Problem description -
Every line with the word "выходе" in it should be extracted from the data that follows.

-.-.-

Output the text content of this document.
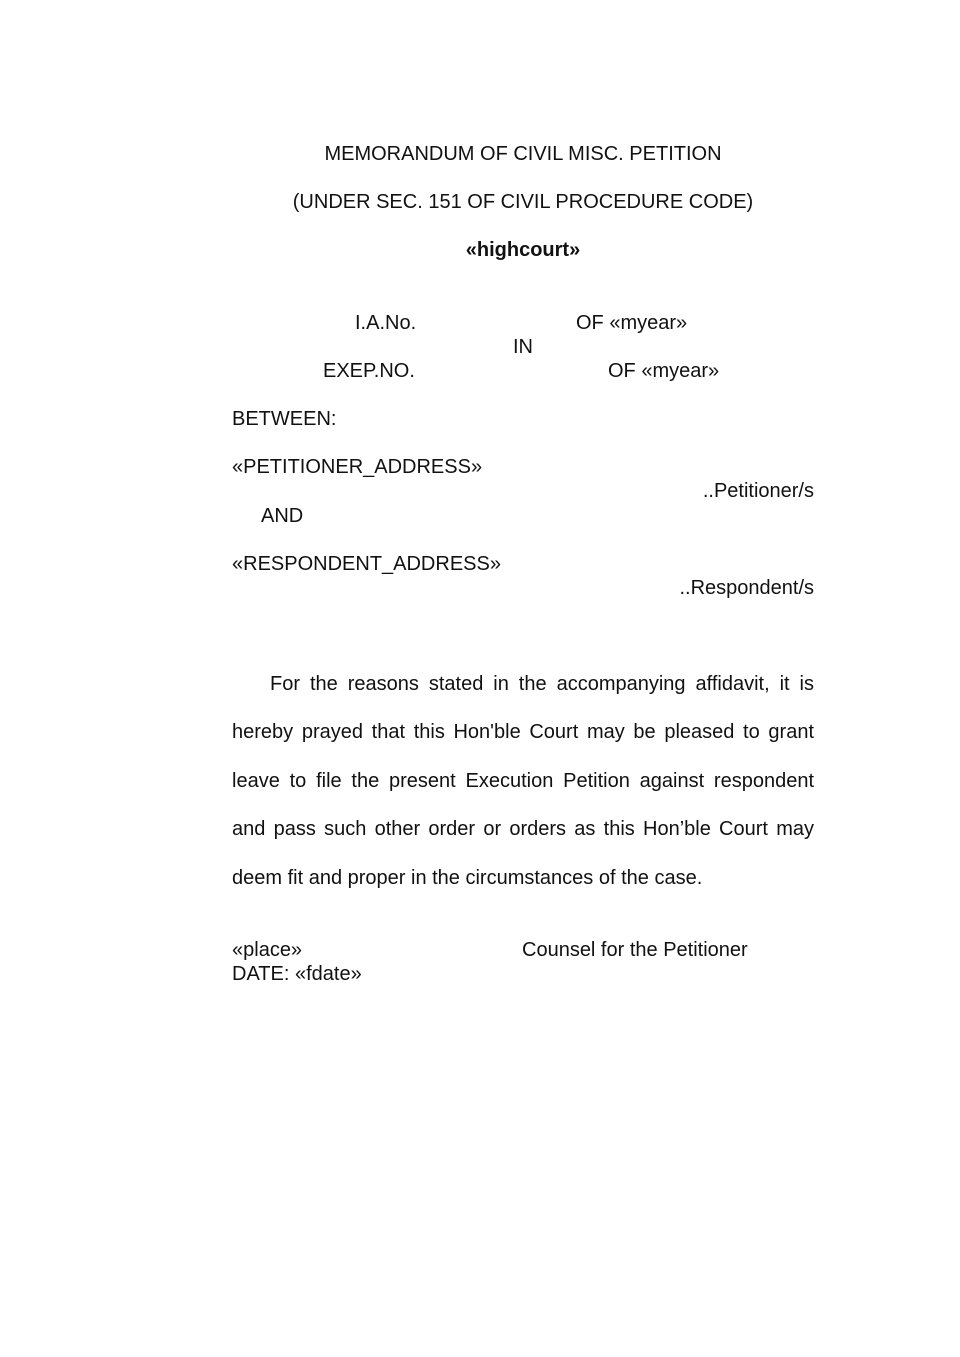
MEMORANDUM OF CIVIL MISC. PETITION
(UNDER SEC. 151 OF CIVIL PROCEDURE CODE)
«highcourt»
I.A.No.	OF «myear»
IN
EXEP.NO.	OF «myear»
BETWEEN:
«PETITIONER_ADDRESS»
..Petitioner/s
AND
«RESPONDENT_ADDRESS»
..Respondent/s
For the reasons stated in the accompanying affidavit, it is hereby prayed that this Hon'ble Court may be pleased to grant leave to file the present Execution Petition against respondent and pass such other order or orders as this Hon’ble Court may deem fit and proper in the circumstances of the case.
«place»	Counsel for the Petitioner
DATE: «fdate»
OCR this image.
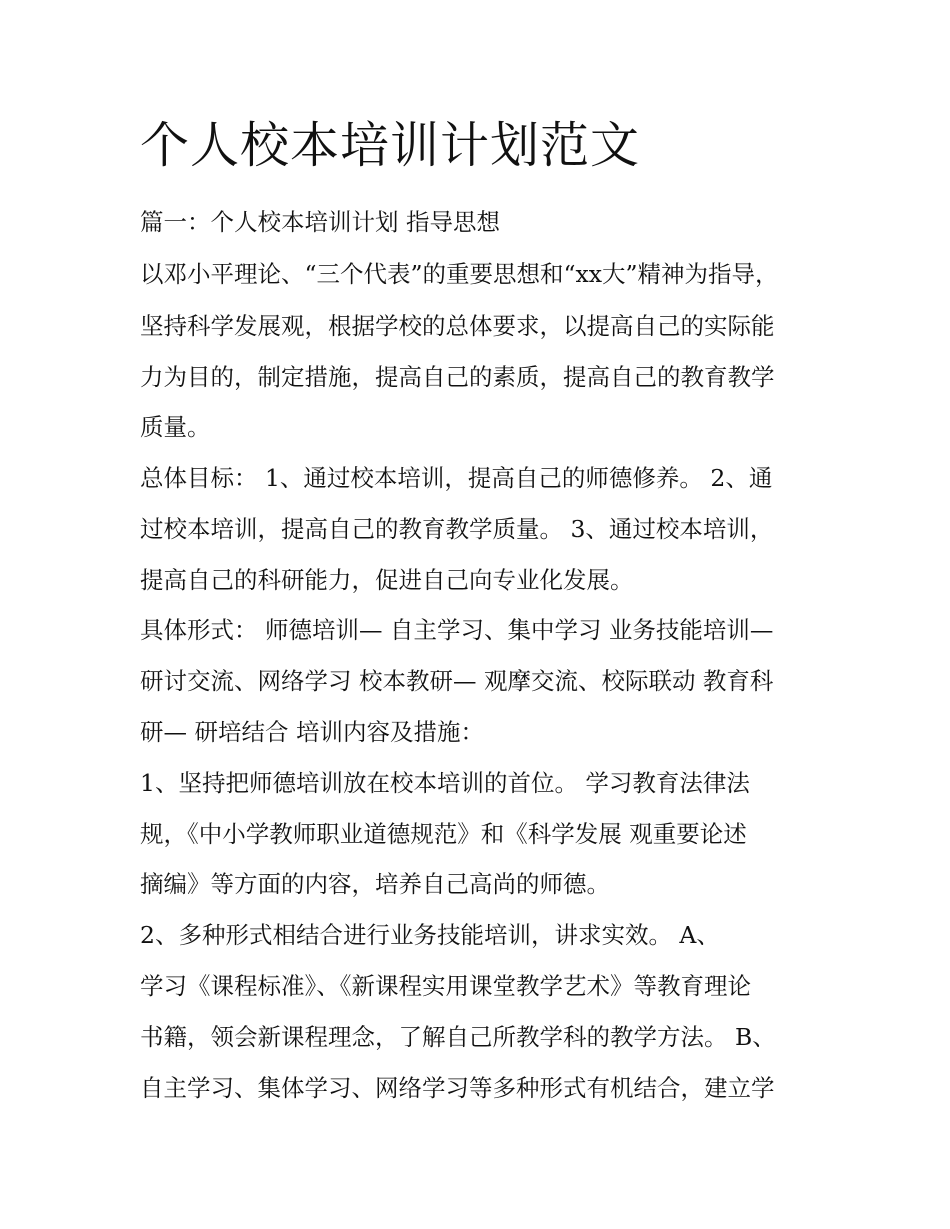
个人校本培训计划范文

篇一：个人校本培训计划 指导思想

以邓小平理论、“三个代表”的重要思想和“xx大”精神为指导，

坚持科学发展观，根据学校的总体要求，以提高自己的实际能

力为目的，制定措施，提高自己的素质，提高自己的教育教学

质量。

总体目标： 1、通过校本培训，提高自己的师德修养。 2、通

过校本培训，提高自己的教育教学质量。 3、通过校本培训，

提高自己的科研能力，促进自己向专业化发展。

具体形式： 师德培训— 自主学习、集中学习 业务技能培训—

研讨交流、网络学习 校本教研— 观摩交流、校际联动 教育科

研— 研培结合 培训内容及措施：

1、坚持把师德培训放在校本培训的首位。 学习教育法律法

规，《中小学教师职业道德规范》和《科学发展 观重要论述

摘编》等方面的内容，培养自己高尚的师德。

2、多种形式相结合进行业务技能培训，讲求实效。 A、

学习《课程标准》、《新课程实用课堂教学艺术》等教育理论

书籍，领会新课程理念，了解自己所教学科的教学方法。 B、

自主学习、集体学习、网络学习等多种形式有机结合，建立学
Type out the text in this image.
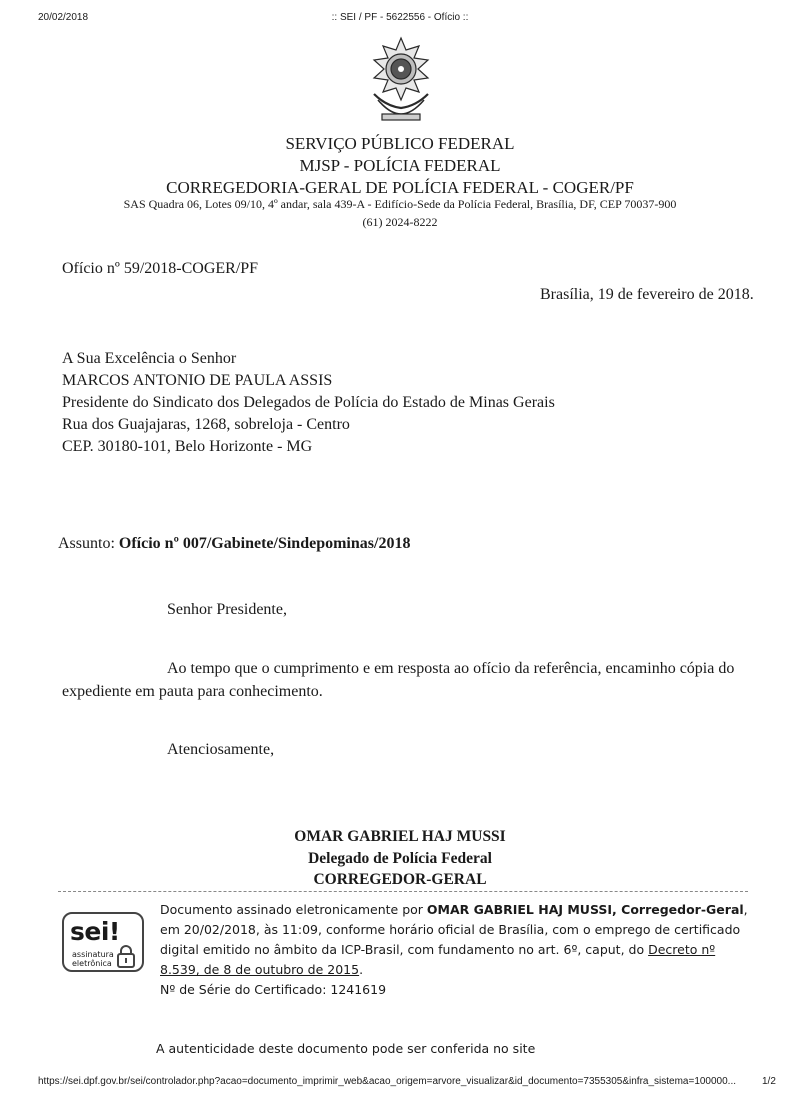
20/02/2018	:: SEI / PF - 5622556 - Ofício ::
SERVIÇO PÚBLICO FEDERAL
MJSP - POLÍCIA FEDERAL
CORREGEDORIA-GERAL DE POLÍCIA FEDERAL - COGER/PF
SAS Quadra 06, Lotes 09/10, 4º andar, sala 439-A - Edifício-Sede da Polícia Federal, Brasília, DF, CEP 70037-900
(61) 2024-8222
Ofício nº 59/2018-COGER/PF
Brasília, 19 de fevereiro de 2018.
A Sua Excelência o Senhor
MARCOS ANTONIO DE PAULA ASSIS
Presidente do Sindicato dos Delegados de Polícia do Estado de Minas Gerais
Rua dos Guajajaras, 1268, sobreloja - Centro
CEP. 30180-101, Belo Horizonte - MG
Assunto: Ofício nº 007/Gabinete/Sindepominas/2018
Senhor Presidente,
Ao tempo que o cumprimento e em resposta ao ofício da referência, encaminho cópia do
expediente em pauta para conhecimento.
Atenciosamente,
OMAR GABRIEL HAJ MUSSI
Delegado de Polícia Federal
CORREGEDOR-GERAL
sei!
assinatura
eletrônica
Documento assinado eletronicamente por OMAR GABRIEL HAJ MUSSI, Corregedor-Geral, em 20/02/2018, às 11:09, conforme horário oficial de Brasília, com o emprego de certificado digital emitido no âmbito da ICP-Brasil, com fundamento no art. 6º, caput, do Decreto nº 8.539, de 8 de outubro de 2015.
Nº de Série do Certificado: 1241619
A autenticidade deste documento pode ser conferida no site
https://sei.dpf.gov.br/sei/controlador.php?acao=documento_imprimir_web&acao_origem=arvore_visualizar&id_documento=7355305&infra_sistema=100000...	1/2
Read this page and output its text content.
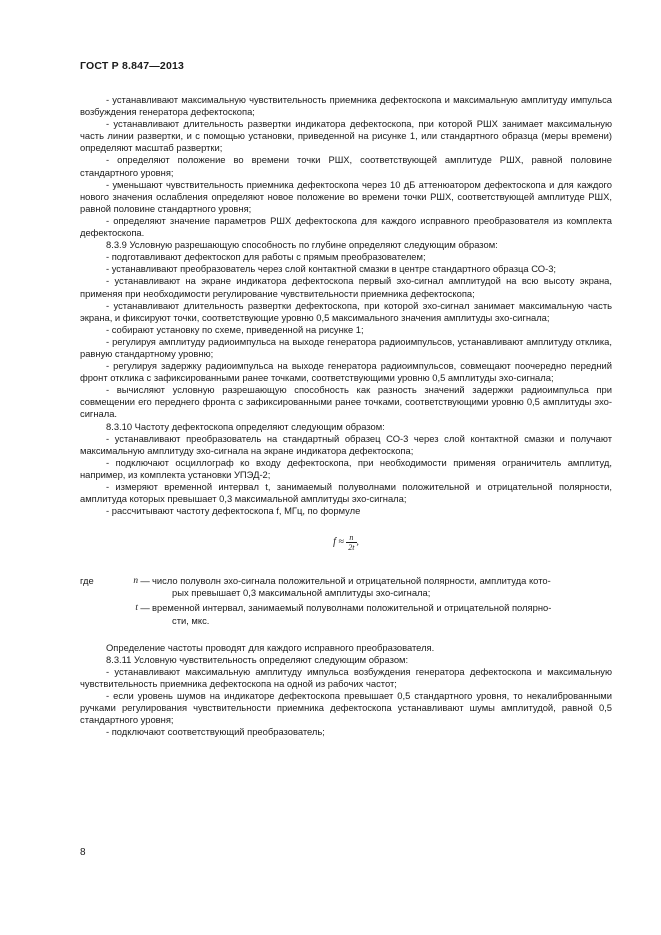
ГОСТ Р 8.847—2013

- устанавливают максимальную чувствительность приемника дефектоскопа и максимальную амплитуду импульса возбуждения генератора дефектоскопа;

- устанавливают длительность развертки индикатора дефектоскопа, при которой РШХ занимает максимальную часть линии развертки, и с помощью установки, приведенной на рисунке 1, или стандартного образца (меры времени) определяют масштаб развертки;

- определяют положение во времени точки РШХ, соответствующей амплитуде РШХ, равной половине стандартного уровня;

- уменьшают чувствительность приемника дефектоскопа через 10 дБ аттенюатором дефектоскопа и для каждого нового значения ослабления определяют новое положение во времени точки РШХ, соответствующей амплитуде РШХ, равной половине стандартного уровня;

- определяют значение параметров РШХ дефектоскопа для каждого исправного преобразователя из комплекта дефектоскопа.

8.3.9 Условную разрешающую способность по глубине определяют следующим образом:

- подготавливают дефектоскоп для работы с прямым преобразователем;

- устанавливают преобразователь через слой контактной смазки в центре стандартного образца СО-3;

- устанавливают на экране индикатора дефектоскопа первый эхо-сигнал амплитудой на всю высоту экрана, применяя при необходимости регулирование чувствительности приемника дефектоскопа;

- устанавливают длительность развертки дефектоскопа, при которой эхо-сигнал занимает максимальную часть экрана, и фиксируют точки, соответствующие уровню 0,5 максимального значения амплитуды эхо-сигнала;

- собирают установку по схеме, приведенной на рисунке 1;

- регулируя амплитуду радиоимпульса на выходе генератора радиоимпульсов, устанавливают амплитуду отклика, равную стандартному уровню;

- регулируя задержку радиоимпульса на выходе генератора радиоимпульсов, совмещают поочередно передний фронт отклика с зафиксированными ранее точками, соответствующими уровню 0,5 амплитуды эхо-сигнала;

- вычисляют условную разрешающую способность как разность значений задержки радиоимпульса при совмещении его переднего фронта с зафиксированными ранее точками, соответствующими уровню 0,5 амплитуды эхо-сигнала.

8.3.10 Частоту дефектоскопа определяют следующим образом:

- устанавливают преобразователь на стандартный образец СО-3 через слой контактной смазки и получают максимальную амплитуду эхо-сигнала на экране индикатора дефектоскопа;

- подключают осциллограф ко входу дефектоскопа, при необходимости применяя ограничитель амплитуд, например, из комплекта установки УПЭД-2;

- измеряют временной интервал t, занимаемый полуволнами положительной и отрицательной полярности, амплитуда которых превышает 0,3 максимальной амплитуды эхо-сигнала;

- рассчитывают частоту дефектоскопа f, МГц, по формуле

$f \approx \frac{n}{2t}$ ,
где	n — число полуволн эхо-сигнала положительной и отрицательной полярности, амплитуда кото-
рых превышает 0,3 максимальной амплитуды эхо-сигнала;
t — временной интервал, занимаемый полуволнами положительной и отрицательной полярно-
сти, мкс.

Определение частоты проводят для каждого исправного преобразователя.

8.3.11 Условную чувствительность определяют следующим образом:

- устанавливают максимальную амплитуду импульса возбуждения генератора дефектоскопа и максимальную чувствительность приемника дефектоскопа на одной из рабочих частот;

- если уровень шумов на индикаторе дефектоскопа превышает 0,5 стандартного уровня, то некалиброванными ручками регулирования чувствительности приемника дефектоскопа устанавливают шумы амплитудой, равной 0,5 стандартного уровня;

- подключают соответствующий преобразователь;

8
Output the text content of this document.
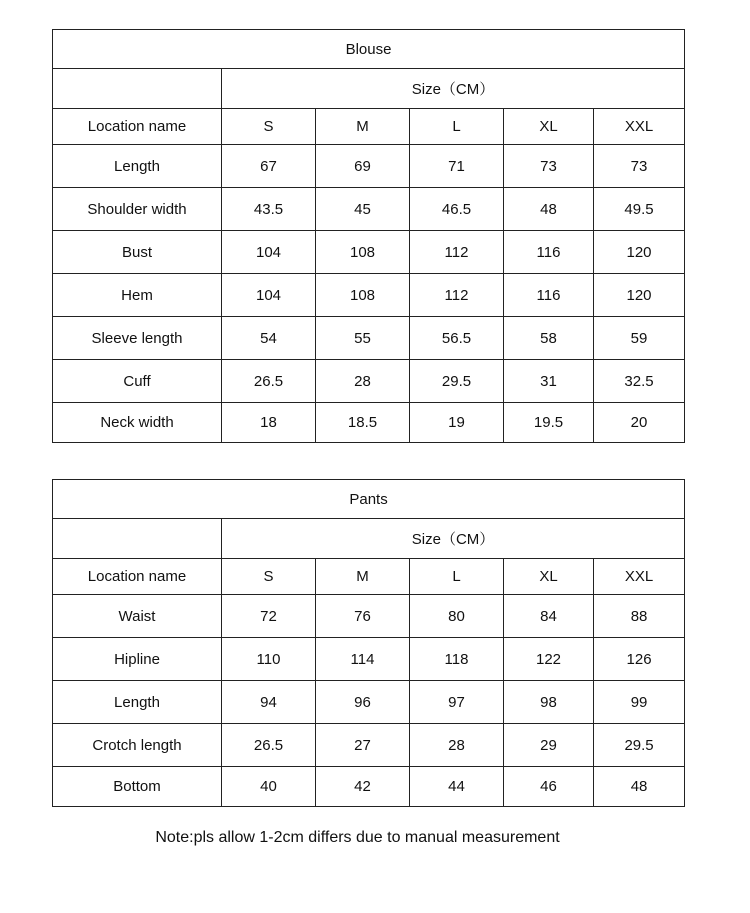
Blouse					
	Size（CM）				
Location name	S	M	L	XL	XXL
Length	67	69	71	73	73
Shoulder width	43.5	45	46.5	48	49.5
Bust	104	108	112	116	120
Hem	104	108	112	116	120
Sleeve length	54	55	56.5	58	59
Cuff	26.5	28	29.5	31	32.5
Neck width	18	18.5	19	19.5	20
Pants					
	Size（CM）				
Location name	S	M	L	XL	XXL
Waist	72	76	80	84	88
Hipline	110	114	118	122	126
Length	94	96	97	98	99
Crotch length	26.5	27	28	29	29.5
Bottom	40	42	44	46	48
Note:pls allow 1-2cm differs due to manual measurement
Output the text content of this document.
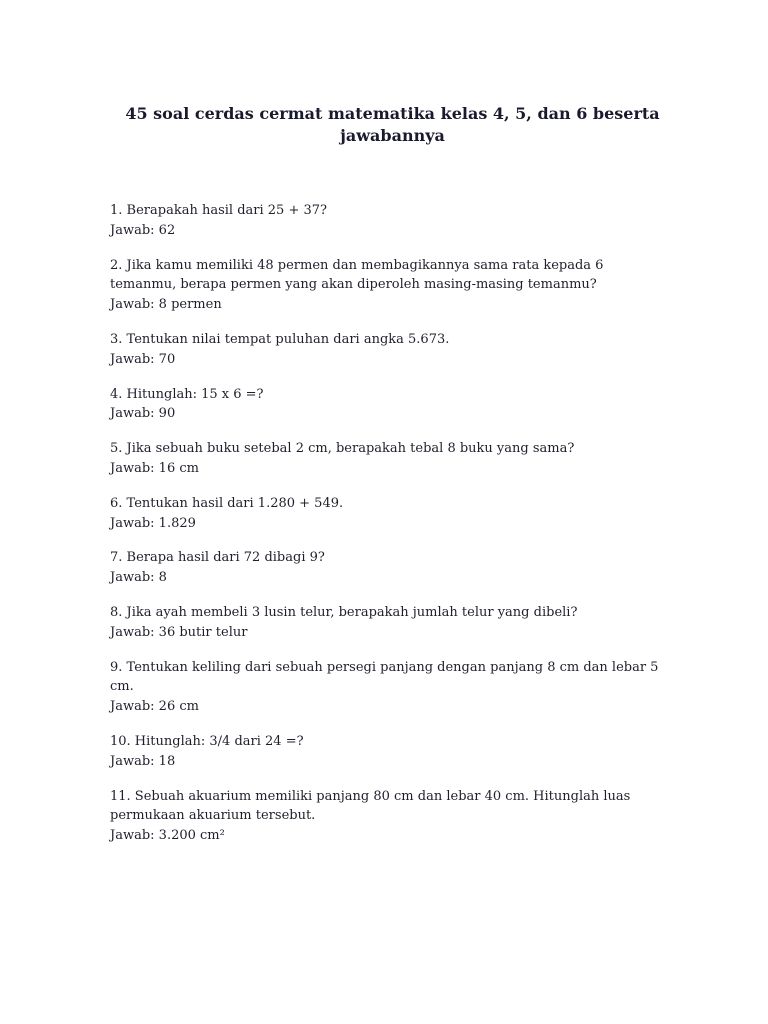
45 soal cerdas cermat matematika kelas 4, 5, dan 6 beserta jawabannya
1. Berapakah hasil dari 25 + 37?
Jawab: 62
2. Jika kamu memiliki 48 permen dan membagikannya sama rata kepada 6 temanmu, berapa permen yang akan diperoleh masing-masing temanmu?
Jawab: 8 permen
3. Tentukan nilai tempat puluhan dari angka 5.673.
Jawab: 70
4. Hitunglah: 15 x 6 =?
Jawab: 90
5. Jika sebuah buku setebal 2 cm, berapakah tebal 8 buku yang sama?
Jawab: 16 cm
6. Tentukan hasil dari 1.280 + 549.
Jawab: 1.829
7. Berapa hasil dari 72 dibagi 9?
Jawab: 8
8. Jika ayah membeli 3 lusin telur, berapakah jumlah telur yang dibeli?
Jawab: 36 butir telur
9. Tentukan keliling dari sebuah persegi panjang dengan panjang 8 cm dan lebar 5 cm.
Jawab: 26 cm
10. Hitunglah: 3/4 dari 24 =?
Jawab: 18
11. Sebuah akuarium memiliki panjang 80 cm dan lebar 40 cm. Hitunglah luas permukaan akuarium tersebut.
Jawab: 3.200 cm²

-.-.-

Written answer -
- регулируя амплитуду радиоимпульса на выходе генератора радиоимпульсов, устанавливают амплитуду отклика, равную стандартному уровню;
- регулируя задержку радиоимпульса на выходе генератора радиоимпульсов, совмещают поочередно передний фронт отклика с зафиксированными ранее точками, соответствующими уровню 0,5 амплитуды эхо-сигнала;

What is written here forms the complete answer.